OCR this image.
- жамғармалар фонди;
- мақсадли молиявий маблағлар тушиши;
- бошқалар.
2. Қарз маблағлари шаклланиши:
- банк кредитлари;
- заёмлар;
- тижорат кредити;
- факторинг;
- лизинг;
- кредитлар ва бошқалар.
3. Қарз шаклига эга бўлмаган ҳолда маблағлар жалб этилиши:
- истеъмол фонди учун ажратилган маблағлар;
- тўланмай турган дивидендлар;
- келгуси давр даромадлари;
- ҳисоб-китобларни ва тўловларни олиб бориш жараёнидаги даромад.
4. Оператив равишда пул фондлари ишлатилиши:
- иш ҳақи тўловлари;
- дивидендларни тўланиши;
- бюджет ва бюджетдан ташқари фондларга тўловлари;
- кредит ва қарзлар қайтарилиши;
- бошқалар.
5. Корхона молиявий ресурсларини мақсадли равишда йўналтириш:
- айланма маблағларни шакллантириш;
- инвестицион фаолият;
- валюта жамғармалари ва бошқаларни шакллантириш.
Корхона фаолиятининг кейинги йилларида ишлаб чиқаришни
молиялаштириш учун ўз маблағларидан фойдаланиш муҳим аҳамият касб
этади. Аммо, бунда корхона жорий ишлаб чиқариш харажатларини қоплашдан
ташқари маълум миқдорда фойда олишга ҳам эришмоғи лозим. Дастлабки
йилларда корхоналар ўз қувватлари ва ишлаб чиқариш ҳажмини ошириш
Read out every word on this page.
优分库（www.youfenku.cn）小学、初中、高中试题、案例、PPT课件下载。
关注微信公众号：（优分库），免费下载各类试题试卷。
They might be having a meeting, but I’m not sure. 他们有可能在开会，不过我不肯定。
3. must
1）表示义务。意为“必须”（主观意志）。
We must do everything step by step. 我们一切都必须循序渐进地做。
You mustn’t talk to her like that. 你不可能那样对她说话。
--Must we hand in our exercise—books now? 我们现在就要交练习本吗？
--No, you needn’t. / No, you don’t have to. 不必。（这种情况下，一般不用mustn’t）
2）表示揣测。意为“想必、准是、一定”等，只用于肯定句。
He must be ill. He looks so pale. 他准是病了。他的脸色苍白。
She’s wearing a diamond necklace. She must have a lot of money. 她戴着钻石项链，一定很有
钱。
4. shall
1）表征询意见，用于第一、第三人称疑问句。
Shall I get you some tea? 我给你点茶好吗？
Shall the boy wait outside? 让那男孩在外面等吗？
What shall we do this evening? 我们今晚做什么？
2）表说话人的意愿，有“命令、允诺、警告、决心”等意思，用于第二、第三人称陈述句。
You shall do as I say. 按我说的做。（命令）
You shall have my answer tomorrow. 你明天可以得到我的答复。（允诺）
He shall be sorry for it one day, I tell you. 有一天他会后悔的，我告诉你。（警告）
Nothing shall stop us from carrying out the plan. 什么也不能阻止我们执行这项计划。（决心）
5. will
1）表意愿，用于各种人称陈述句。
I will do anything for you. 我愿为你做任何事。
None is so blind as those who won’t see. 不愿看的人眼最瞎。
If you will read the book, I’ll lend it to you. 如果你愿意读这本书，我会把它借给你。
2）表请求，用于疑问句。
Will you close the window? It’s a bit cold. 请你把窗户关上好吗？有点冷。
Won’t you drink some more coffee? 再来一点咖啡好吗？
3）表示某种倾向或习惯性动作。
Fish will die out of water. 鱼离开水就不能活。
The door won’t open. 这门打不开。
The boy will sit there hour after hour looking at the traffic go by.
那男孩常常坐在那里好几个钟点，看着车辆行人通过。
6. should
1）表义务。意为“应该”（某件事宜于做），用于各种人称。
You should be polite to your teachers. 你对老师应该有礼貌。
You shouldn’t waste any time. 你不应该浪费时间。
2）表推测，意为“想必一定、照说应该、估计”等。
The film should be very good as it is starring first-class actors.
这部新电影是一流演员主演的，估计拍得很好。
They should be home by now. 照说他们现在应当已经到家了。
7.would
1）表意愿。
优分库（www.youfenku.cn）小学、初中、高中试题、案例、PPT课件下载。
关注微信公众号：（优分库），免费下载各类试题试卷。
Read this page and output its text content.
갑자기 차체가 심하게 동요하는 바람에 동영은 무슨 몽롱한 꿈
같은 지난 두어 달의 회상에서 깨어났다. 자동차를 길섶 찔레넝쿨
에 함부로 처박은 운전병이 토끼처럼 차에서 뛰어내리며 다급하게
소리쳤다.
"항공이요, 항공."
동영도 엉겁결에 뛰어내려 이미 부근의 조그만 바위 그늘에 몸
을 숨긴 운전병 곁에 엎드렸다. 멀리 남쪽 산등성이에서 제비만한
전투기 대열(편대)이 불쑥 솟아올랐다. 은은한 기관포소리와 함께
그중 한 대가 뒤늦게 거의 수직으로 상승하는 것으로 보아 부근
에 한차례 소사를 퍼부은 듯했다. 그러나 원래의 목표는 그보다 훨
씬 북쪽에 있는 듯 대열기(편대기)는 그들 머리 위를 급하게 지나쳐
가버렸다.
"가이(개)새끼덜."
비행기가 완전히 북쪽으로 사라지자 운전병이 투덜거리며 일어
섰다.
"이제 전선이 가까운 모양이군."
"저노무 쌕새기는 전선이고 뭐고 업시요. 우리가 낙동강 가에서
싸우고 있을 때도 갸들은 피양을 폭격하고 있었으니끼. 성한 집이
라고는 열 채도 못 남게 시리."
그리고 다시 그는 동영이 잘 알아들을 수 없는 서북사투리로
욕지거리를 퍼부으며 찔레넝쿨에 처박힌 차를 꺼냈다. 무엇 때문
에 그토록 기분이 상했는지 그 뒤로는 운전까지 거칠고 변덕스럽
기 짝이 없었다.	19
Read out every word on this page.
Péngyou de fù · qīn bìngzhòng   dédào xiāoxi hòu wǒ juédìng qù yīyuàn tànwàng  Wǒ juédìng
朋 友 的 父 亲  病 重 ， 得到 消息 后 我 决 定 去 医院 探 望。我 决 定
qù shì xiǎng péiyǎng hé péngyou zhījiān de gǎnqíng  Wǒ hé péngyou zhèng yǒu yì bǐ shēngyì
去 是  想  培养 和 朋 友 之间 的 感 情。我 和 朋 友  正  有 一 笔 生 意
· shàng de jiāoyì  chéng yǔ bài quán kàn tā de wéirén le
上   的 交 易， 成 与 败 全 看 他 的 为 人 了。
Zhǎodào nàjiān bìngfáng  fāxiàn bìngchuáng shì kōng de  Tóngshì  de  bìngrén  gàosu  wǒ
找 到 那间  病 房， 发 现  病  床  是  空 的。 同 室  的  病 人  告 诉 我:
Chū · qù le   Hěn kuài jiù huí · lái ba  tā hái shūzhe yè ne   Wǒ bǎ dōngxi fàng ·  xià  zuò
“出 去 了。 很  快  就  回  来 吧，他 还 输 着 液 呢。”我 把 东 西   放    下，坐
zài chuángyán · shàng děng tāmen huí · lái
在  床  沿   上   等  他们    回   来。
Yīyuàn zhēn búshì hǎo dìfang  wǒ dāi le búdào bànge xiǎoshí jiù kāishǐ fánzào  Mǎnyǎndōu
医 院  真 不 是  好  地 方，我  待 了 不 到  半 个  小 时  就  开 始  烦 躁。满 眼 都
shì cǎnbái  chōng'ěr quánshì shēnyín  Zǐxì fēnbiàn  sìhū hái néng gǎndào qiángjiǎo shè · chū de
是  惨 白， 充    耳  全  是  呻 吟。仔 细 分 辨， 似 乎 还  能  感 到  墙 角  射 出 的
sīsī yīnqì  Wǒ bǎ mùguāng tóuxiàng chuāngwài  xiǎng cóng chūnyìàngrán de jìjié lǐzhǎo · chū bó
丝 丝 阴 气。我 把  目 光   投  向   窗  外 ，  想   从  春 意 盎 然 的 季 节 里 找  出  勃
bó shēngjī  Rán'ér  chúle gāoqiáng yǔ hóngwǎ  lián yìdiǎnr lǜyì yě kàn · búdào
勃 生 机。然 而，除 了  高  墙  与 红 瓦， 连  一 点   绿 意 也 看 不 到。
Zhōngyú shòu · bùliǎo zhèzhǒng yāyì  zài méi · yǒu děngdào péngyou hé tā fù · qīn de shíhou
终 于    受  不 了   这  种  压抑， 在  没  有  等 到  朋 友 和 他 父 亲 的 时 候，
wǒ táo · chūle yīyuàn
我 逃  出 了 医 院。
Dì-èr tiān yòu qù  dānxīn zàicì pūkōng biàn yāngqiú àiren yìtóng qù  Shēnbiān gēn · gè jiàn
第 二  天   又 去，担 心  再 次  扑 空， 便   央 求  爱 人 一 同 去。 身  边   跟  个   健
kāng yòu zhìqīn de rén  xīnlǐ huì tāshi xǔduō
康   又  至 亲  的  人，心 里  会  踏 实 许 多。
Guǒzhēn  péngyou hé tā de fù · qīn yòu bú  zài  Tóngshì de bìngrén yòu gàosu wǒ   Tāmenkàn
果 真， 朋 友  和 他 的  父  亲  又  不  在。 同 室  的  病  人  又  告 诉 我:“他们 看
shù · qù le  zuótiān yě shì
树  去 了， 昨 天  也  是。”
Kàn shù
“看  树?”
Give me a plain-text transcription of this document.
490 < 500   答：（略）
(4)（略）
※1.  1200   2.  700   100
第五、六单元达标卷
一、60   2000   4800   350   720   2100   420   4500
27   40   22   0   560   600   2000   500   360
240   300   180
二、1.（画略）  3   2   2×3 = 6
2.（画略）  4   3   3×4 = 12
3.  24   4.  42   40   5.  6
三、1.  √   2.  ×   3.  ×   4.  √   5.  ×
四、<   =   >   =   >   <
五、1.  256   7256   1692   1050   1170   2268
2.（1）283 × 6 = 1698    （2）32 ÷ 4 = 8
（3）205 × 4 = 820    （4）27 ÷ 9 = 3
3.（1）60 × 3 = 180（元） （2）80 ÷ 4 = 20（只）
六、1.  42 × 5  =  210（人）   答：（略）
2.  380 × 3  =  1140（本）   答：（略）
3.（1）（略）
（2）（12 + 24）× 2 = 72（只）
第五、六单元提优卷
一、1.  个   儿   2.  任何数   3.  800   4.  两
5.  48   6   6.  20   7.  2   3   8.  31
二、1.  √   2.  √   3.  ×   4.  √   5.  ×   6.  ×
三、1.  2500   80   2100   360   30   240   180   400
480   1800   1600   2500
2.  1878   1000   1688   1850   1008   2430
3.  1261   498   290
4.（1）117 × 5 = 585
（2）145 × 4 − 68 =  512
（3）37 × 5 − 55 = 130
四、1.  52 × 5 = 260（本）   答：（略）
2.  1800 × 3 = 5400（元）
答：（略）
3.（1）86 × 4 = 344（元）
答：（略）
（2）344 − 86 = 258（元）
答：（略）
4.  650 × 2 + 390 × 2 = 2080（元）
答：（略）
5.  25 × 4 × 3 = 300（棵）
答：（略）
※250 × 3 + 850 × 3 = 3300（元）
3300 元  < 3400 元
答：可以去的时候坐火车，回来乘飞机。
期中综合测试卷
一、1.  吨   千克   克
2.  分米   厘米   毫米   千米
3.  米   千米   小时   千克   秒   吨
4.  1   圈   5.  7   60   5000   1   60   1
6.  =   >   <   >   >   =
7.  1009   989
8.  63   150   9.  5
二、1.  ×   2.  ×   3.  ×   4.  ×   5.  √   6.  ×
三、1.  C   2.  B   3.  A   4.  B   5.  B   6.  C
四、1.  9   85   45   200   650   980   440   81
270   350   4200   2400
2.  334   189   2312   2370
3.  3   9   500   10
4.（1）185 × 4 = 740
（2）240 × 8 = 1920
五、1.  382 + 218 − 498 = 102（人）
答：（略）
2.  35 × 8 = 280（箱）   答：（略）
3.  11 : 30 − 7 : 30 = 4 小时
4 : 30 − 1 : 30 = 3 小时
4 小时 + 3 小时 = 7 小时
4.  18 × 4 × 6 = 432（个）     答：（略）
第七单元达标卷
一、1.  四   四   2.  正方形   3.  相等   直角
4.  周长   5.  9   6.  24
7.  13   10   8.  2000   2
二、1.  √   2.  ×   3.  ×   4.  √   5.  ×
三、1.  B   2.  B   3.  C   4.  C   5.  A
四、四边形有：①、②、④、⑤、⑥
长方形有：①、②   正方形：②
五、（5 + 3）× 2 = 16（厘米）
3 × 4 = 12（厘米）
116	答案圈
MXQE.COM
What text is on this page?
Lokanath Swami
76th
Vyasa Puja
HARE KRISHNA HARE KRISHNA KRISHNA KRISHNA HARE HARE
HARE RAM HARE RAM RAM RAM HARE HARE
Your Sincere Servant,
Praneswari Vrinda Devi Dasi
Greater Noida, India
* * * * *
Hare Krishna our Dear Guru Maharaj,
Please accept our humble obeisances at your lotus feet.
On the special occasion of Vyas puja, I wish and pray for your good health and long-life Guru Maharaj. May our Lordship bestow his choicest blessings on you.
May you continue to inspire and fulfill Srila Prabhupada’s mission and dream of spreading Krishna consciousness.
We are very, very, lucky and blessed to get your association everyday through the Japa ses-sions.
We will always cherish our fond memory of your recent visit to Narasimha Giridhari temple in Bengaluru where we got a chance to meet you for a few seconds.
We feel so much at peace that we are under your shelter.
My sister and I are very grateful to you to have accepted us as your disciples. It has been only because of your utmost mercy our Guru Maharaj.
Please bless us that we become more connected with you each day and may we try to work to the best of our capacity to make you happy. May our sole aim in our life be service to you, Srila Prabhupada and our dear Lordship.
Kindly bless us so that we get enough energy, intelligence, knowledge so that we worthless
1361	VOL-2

────────────────────────────────────────

Your answer should be one number: the count of lines in the data above that include the word "운전병이".

2